> PASSAGE TO READ:
Models

BGM Family

BGM

class bayesgm.models.bgm.BGM(params, timestamp=None, random_seed=None)[source]

Bayesian Generative Model (BGM) for tabular data.

BGM learns a latent-variable generative model \(Z \sim \mathcal{N}(0, I)\), \(X \mid Z \sim \mathcal{N}(\mu(Z), \Sigma(Z))\) using an iterative algorithm that alternates between updating the generative network parameters and the individual latent variables.

Parameters:

params (dict) –
Configuration dictionary. Required keys:
- 'x_dim' (int): Dimension of the observed variable \(X\).
- 'z_dim' (int): Dimension of the latent variable \(Z\).
- 'dataset' (str): Dataset name (used for checkpoint paths).
- 'output_dir' (str): Root directory for saving results and checkpoints.
Optional keys (with defaults):
- 'use_bnn' (bool): Whether to use a Bayesian neural network for the generator. Default False.
- 'g_units' (list[int]): Hidden-layer sizes for the generator network. Default [64, 64, 64, 64, 64].
- 'e_units' (list[int]): Hidden-layer sizes for the encoder network. Default [64, 64, 64, 64, 64].
- 'dz_units' (list[int]): Hidden-layer sizes for the latent discriminator. Default [64, 32, 8].
- 'dx_units' (list[int]): Hidden-layer sizes for the data discriminator. Default [64, 32, 8].
- 'lr' (float): Learning rate for EGM initialization. Default 0.001.
- 'lr_theta' (float): Learning rate for generator parameters. Default 0.005.
- 'lr_z' (float): Learning rate for latent-variable updates. Default 0.005.
- 'gamma' (float): Gradient-penalty coefficient. Default 0.
- 'alpha' (float): Regularisation weight on the variance term. Default 0.0.
- 'g_d_freq' (int): Discriminator-to-generator update ratio during EGM. Default 1.
- 'save_model' (bool): Whether to save model checkpoints. Default True.
- 'save_res' (bool): Whether to save results. Default True.
- 'kl_weight' (float): KL-divergence weight when use_bnn is True. Default 0.00005.
timestamp (str or None, optional) – Timestamp string for the run. If None, the current local time is used.
random_seed (int or None, optional) – If provided, sets the global random seed for reproducibility.

> INFORMATION PROVIDED:
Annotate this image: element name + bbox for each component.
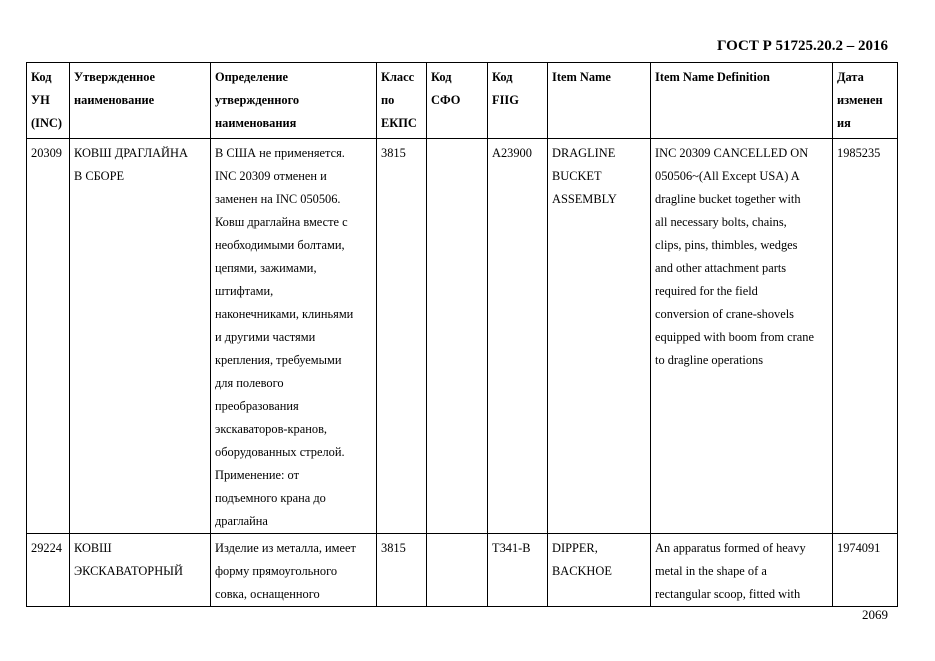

> EXERCISE GOAL: Rewrite the BGM documentation, starting with "- 'alpha' (float): Regularisation" and going on through "results. Default True.", with "model checkpoints" changed to "training checkpoints".

> OUTPUT:
- 'alpha' (float): Regularisation weight on the variance term. Default 0.0.
- 'g_d_freq' (int): Discriminator-to-generator update ratio during EGM. Default 1.
- 'save_model' (bool): Whether to save training checkpoints. Default True.
- 'save_res' (bool): Whether to save results. Default True.